Data to use:
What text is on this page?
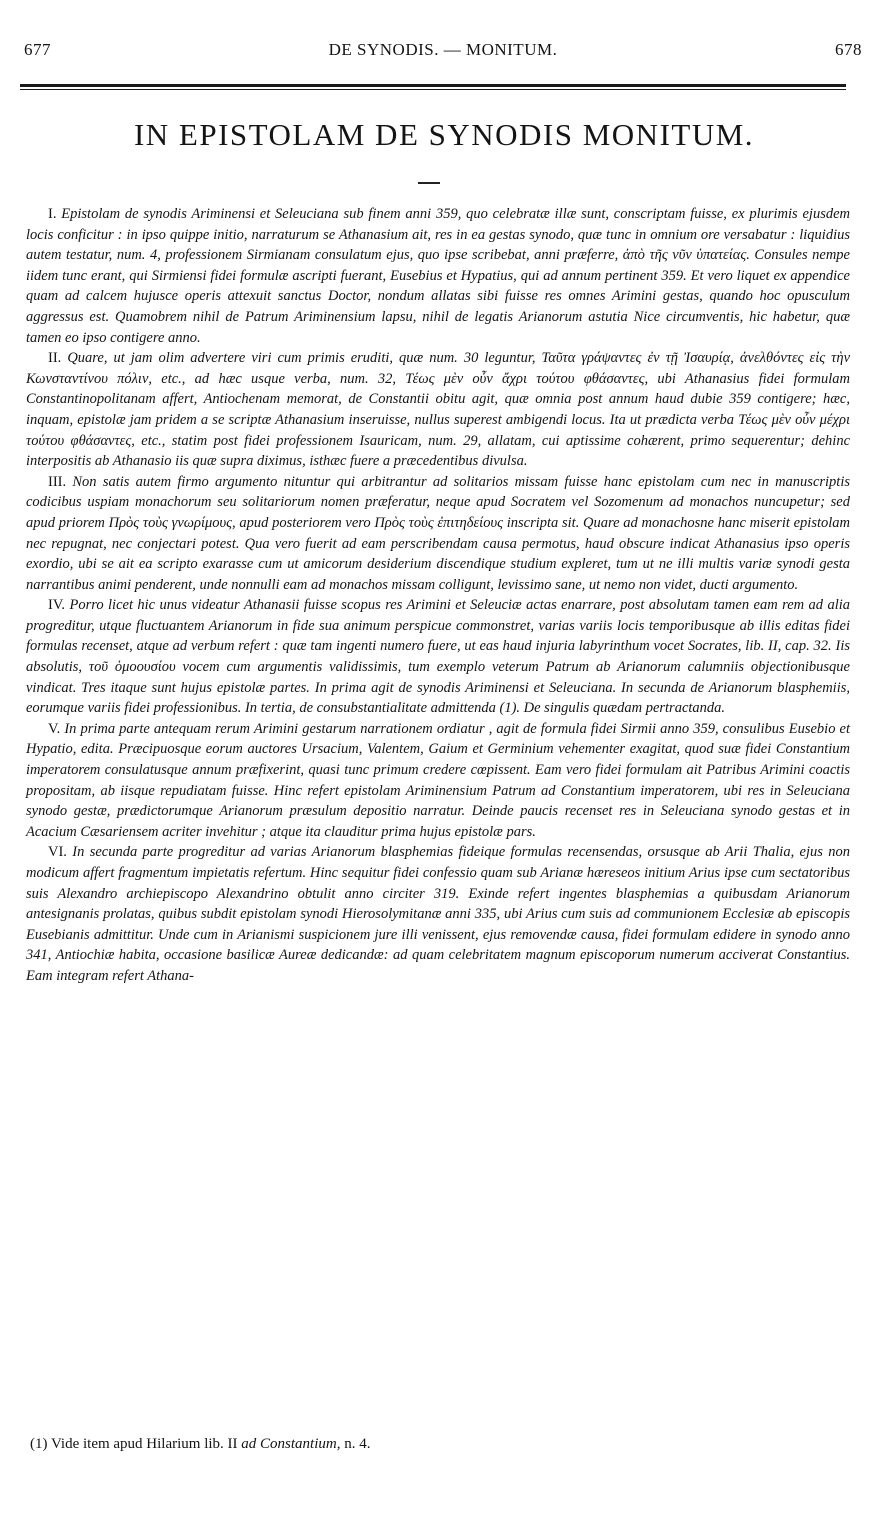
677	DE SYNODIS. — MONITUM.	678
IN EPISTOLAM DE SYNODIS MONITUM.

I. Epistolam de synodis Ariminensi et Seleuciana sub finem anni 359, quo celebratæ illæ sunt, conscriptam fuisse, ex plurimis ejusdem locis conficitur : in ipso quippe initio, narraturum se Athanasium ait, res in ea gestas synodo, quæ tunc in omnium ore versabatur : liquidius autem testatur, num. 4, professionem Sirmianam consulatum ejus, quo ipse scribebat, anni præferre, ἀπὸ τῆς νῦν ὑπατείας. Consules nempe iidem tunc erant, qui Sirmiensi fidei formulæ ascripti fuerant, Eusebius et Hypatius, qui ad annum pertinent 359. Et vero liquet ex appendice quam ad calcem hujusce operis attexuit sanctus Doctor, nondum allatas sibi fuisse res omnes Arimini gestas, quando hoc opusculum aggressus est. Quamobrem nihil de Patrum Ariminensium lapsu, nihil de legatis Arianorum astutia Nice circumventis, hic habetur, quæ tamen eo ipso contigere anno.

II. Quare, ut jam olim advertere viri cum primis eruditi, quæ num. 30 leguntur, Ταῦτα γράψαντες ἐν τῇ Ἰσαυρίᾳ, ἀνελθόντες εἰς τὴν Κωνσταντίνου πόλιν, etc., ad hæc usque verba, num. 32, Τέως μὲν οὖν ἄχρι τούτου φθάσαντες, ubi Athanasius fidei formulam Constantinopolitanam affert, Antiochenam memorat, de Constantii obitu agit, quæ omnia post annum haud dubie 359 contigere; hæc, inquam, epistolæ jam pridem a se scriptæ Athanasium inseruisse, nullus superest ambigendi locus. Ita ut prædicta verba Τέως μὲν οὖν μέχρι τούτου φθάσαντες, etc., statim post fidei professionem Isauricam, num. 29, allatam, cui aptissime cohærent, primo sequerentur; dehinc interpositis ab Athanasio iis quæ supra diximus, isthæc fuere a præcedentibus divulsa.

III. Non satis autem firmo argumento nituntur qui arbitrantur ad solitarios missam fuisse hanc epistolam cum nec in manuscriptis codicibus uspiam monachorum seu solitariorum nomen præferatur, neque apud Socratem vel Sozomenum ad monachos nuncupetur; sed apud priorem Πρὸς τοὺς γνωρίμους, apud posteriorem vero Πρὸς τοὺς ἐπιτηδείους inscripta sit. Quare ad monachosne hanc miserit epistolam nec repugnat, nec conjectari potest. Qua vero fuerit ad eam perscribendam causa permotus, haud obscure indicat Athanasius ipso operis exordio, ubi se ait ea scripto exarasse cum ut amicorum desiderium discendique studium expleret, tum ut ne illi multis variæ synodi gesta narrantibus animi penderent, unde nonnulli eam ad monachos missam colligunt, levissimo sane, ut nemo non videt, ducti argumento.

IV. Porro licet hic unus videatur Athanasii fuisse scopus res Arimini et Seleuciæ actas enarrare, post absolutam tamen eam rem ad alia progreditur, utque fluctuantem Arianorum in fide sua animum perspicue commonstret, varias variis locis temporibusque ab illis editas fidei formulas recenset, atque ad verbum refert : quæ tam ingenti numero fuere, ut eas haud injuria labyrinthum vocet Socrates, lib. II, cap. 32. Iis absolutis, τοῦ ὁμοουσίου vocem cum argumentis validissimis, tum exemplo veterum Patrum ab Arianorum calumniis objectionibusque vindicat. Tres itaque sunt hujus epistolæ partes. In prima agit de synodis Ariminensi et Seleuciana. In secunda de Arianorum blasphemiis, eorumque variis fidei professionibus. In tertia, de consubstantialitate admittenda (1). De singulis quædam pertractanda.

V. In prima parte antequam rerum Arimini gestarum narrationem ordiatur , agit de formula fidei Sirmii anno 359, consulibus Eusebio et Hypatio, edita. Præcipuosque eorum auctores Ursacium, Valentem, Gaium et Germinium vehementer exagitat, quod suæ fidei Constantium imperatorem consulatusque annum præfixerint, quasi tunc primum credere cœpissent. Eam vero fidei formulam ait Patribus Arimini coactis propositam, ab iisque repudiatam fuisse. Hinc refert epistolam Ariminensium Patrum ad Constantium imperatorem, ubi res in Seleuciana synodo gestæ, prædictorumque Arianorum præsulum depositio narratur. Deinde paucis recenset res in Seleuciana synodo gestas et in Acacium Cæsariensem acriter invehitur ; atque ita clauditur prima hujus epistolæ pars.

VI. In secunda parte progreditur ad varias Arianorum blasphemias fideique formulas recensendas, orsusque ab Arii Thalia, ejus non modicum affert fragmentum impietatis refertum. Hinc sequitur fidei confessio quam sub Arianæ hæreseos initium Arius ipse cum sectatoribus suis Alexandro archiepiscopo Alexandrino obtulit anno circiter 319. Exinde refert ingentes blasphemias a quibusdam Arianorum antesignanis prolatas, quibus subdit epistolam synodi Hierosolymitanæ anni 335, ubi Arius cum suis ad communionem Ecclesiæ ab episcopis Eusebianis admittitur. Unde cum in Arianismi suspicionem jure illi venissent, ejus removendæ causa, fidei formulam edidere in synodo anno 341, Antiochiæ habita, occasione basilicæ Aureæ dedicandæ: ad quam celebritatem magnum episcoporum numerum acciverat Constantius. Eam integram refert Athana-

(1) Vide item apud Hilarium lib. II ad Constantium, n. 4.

--

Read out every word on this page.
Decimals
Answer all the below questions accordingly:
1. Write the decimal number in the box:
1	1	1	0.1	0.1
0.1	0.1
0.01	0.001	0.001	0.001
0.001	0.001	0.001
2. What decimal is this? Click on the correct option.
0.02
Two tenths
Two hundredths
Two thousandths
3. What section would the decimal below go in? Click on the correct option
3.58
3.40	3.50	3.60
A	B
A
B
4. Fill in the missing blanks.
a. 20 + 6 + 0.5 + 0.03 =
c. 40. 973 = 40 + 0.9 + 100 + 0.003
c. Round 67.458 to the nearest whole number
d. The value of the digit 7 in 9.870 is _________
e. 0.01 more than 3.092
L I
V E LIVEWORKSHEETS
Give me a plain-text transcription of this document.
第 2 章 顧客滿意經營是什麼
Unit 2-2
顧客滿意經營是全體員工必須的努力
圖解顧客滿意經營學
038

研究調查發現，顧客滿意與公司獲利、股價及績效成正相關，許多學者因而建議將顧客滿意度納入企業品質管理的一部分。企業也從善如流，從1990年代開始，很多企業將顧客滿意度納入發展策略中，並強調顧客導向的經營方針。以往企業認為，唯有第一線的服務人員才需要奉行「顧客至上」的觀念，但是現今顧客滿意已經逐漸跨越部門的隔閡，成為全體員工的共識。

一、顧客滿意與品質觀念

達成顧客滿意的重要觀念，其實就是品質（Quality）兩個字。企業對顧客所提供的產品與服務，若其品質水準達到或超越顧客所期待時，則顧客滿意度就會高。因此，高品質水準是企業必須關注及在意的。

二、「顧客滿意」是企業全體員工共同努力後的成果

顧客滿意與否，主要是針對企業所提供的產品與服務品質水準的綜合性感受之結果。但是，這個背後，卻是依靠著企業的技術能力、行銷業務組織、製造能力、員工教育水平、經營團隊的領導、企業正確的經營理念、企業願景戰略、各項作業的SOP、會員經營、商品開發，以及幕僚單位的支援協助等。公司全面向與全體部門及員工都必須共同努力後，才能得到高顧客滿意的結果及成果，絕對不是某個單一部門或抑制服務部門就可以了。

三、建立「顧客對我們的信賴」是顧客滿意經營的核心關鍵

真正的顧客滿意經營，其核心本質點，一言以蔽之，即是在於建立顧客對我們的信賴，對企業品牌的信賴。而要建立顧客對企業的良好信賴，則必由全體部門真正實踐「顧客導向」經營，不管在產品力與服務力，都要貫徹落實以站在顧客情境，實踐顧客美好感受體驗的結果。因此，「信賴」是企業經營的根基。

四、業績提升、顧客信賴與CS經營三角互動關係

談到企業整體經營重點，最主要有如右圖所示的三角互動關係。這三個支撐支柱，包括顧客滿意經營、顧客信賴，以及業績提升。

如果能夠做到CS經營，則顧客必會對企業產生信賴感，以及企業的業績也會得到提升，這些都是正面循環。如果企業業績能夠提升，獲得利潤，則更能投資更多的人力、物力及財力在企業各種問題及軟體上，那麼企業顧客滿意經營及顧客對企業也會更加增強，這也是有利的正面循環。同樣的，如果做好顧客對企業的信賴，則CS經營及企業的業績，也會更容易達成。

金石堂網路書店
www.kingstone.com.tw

Task:
Of all the lines above, how many contain the word "page"? Answer with only the number.

Correct output:
2